Document section ->
◇ ◇ ◇ ◇ ◇

Extreme branchless: Supermarket Pricing

10th Dec 2024
2 min read
Tags:
haskell,
code kata,
coding dojo,
functional programming

Continuing my branchless journey.

While this kata aims to be thought experiment around Money and units, it's an interesting opportunity to apply some principles describe in the previous logs.

Let's start with the first rule:

three for a dollar (so what’s the price if I buy 4, or 5?)

The simplest case would be to only represent three items of $1:

describe "Three for a dollar" $ do
  it "base case" $
    threeForADollar `shouldBe` USDAmount 100

newtype USDAmount
  = USDAmount { unUSDAmount :: Int }
  deriving stock (Eq, Ord)

instance Show USDAmount where
  show (USDAmount x) = "$" <> printf "%.2f" (fromIntegral @_ @Float x / 100)

threeForADollar :: USDAmount
threeForADollar = USDAmount 100

Okay, let's get serious, we can add arbitrary numbers:

describe "Three for a dollar" $ do
  it "3 is $1" $
    threeForADollar' 3 `shouldBe` USDAmount 100
  it "5 is $2" $
    threeForADollar' 5 `shouldBe` USDAmount 200
  it "6 is $2" $
    threeForADollar' 6 `shouldBe` USDAmount 200
  it "7 is $2.50" $
    threeForADollar' 7 `shouldBe` USDAmount 250

We'll introduce two concepts we have seen in previous logs:

newtype Natural = Natural (forall x. (x -> x) -> x -> x)

instance Num Natural where
  Natural m + Natural n = Natural $ \f x -> m f (n f x)
  Natural m * Natural n = Natural $ \f x -> m (n f) x
  abs = id
  signum (Natural n) = Natural $ \f x -> n (const $ f x) x
  fromInteger =
    \case
      0 -> Natural $ \_ x -> x
      n | n < 0 -> error "Church Natural can't be negative"
        | otherwise -> let Natural m = fromInteger (n - 1) in Natural $ \f x -> f (m f x)
  (-) = error "Church Natural can't be subtracted"

◇ ◇ ◇ ◇ ◇

Given problem a -> In the post about supermarket pricing, what price does the test give for 7 items under the three-for-a-dollar rule?
The listing that comes next has nothing to do with the post about supermarket pricing.

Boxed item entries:
◇ ◇ ◇ ◇ ◇

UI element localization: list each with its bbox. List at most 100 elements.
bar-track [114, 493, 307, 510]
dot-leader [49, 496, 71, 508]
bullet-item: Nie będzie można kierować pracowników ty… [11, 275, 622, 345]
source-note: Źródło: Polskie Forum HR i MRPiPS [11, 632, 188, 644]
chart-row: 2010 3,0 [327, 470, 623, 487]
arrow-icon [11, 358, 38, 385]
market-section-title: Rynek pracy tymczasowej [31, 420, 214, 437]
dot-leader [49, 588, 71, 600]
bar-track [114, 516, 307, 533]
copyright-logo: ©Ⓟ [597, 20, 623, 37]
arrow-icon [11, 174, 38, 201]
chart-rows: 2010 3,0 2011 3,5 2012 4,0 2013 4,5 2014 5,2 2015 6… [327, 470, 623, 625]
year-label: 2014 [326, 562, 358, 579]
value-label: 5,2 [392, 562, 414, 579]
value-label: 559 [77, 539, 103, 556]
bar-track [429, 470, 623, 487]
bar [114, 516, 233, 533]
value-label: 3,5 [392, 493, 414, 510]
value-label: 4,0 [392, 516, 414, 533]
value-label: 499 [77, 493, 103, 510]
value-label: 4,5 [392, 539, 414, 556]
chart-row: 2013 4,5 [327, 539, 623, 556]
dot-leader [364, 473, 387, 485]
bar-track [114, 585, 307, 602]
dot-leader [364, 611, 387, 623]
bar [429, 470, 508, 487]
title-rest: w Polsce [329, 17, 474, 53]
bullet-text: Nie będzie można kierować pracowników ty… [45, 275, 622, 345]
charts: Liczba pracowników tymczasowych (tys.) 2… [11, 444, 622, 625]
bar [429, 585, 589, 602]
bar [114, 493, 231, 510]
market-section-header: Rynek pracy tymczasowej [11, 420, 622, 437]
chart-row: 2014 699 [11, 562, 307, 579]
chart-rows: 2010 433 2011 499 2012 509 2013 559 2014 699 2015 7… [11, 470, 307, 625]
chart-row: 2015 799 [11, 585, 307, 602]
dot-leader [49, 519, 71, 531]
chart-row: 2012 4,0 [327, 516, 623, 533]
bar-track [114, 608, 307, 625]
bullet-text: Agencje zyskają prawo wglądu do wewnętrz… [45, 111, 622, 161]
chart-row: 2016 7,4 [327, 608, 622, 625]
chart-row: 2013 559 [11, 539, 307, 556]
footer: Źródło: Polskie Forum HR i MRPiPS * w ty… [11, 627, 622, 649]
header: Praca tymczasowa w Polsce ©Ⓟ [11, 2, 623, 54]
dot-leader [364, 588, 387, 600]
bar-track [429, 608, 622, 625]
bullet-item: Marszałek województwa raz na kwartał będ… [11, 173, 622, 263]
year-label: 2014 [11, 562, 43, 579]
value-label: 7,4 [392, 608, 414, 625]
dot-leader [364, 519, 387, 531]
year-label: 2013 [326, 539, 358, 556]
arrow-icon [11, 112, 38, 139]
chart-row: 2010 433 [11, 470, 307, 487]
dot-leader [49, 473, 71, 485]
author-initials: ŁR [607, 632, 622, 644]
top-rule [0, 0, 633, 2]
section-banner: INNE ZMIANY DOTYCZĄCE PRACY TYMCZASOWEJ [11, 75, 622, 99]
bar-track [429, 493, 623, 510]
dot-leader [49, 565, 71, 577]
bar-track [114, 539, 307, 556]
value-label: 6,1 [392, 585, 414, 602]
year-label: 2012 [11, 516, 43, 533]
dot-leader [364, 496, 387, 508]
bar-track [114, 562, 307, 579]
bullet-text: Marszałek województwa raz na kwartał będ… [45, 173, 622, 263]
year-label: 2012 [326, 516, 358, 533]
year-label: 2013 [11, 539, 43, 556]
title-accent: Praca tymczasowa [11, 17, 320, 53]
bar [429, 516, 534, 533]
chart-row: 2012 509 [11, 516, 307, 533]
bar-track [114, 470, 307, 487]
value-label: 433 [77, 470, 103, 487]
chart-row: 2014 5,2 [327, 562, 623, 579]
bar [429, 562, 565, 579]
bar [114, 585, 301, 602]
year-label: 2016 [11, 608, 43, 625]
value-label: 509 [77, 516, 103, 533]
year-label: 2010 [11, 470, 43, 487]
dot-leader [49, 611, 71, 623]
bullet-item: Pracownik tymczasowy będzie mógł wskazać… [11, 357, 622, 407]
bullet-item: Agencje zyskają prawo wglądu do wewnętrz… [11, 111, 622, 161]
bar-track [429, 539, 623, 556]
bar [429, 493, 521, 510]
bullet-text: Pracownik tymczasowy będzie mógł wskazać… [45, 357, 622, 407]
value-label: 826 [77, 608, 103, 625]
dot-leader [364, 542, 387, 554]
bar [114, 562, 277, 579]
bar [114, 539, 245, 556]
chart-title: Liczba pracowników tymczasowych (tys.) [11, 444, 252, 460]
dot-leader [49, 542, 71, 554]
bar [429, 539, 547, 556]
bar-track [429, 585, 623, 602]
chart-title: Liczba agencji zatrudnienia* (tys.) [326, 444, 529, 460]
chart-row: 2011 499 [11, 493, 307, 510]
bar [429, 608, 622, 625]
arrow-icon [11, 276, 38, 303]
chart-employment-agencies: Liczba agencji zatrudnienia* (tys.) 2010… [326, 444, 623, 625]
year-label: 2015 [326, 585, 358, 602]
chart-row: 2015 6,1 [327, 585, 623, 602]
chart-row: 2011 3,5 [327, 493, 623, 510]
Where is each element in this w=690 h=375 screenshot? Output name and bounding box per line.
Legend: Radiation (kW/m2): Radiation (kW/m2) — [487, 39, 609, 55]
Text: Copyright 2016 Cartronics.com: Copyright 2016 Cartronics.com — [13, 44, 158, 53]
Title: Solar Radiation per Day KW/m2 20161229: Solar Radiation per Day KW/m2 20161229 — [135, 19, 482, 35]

◇ ◇ ◇ ◇ ◇

Given problem b -> Duplicate the listing from its first line up to and including the line with "market-section-title: Rynek pracy".

Written solution a -> $2.50 (USDAmount 250).

Written solution b ->
UI element localization: list each with its bbox. List at most 100 elements.
bar-track [114, 493, 307, 510]
dot-leader [49, 496, 71, 508]
bullet-item: Nie będzie można kierować pracowników ty… [11, 275, 622, 345]
source-note: Źródło: Polskie Forum HR i MRPiPS [11, 632, 188, 644]
chart-row: 2010 3,0 [327, 470, 623, 487]
arrow-icon [11, 358, 38, 385]
market-section-title: Rynek pracy tymczasowej [31, 420, 214, 437]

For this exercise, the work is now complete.